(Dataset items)
────────────────────

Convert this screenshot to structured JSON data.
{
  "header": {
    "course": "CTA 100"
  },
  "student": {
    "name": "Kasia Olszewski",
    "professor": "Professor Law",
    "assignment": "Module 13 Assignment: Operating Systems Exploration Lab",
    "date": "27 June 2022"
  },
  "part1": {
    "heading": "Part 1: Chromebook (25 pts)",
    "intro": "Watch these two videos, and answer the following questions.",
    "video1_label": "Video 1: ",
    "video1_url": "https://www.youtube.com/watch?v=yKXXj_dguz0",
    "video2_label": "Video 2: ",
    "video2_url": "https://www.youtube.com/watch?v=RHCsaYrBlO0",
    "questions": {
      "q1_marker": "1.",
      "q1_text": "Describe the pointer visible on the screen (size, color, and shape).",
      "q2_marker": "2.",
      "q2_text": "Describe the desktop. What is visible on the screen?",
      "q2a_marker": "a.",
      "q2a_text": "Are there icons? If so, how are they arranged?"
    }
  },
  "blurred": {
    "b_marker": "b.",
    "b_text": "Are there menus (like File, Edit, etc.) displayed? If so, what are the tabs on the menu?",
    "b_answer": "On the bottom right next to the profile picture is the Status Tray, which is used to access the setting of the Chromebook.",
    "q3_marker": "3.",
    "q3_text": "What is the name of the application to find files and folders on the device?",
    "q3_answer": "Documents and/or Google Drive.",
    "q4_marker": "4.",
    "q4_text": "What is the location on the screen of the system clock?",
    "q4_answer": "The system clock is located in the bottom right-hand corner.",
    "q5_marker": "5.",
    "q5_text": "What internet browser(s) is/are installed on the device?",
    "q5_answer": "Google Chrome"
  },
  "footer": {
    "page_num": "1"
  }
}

────────────────────

TASK GOAL: Each line of the listing above should be output exactly.

EXERCISE SOLUTION:
Convert this screenshot to structured JSON data.
{
  "header": {
    "course": "CTA 100"
  },
  "student": {
    "name": "Kasia Olszewski",
    "professor": "Professor Law",
    "assignment": "Module 13 Assignment: Operating Systems Exploration Lab",
    "date": "27 June 2022"
  },
  "part1": {
    "heading": "Part 1: Chromebook (25 pts)",
    "intro": "Watch these two videos, and answer the following questions.",
    "video1_label": "Video 1: ",
    "video1_url": "https://www.youtube.com/watch?v=yKXXj_dguz0",
    "video2_label": "Video 2: ",
    "video2_url": "https://www.youtube.com/watch?v=RHCsaYrBlO0",
    "questions": {
      "q1_marker": "1.",
      "q1_text": "Describe the pointer visible on the screen (size, color, and shape).",
      "q2_marker": "2.",
      "q2_text": "Describe the desktop. What is visible on the screen?",
      "q2a_marker": "a.",
      "q2a_text": "Are there icons? If so, how are they arranged?"
    }
  },
  "blurred": {
    "b_marker": "b.",
    "b_text": "Are there menus (like File, Edit, etc.) displayed? If so, what are the tabs on the menu?",
    "b_answer": "On the bottom right next to the profile picture is the Status Tray, which is used to access the setting of the Chromebook.",
    "q3_marker": "3.",
    "q3_text": "What is the name of the application to find files and folders on the device?",
    "q3_answer": "Documents and/or Google Drive.",
    "q4_marker": "4.",
    "q4_text": "What is the location on the screen of the system clock?",
    "q4_answer": "The system clock is located in the bottom right-hand corner.",
    "q5_marker": "5.",
    "q5_text": "What internet browser(s) is/are installed on the device?",
    "q5_answer": "Google Chrome"
  },
  "footer": {
    "page_num": "1"
  }
}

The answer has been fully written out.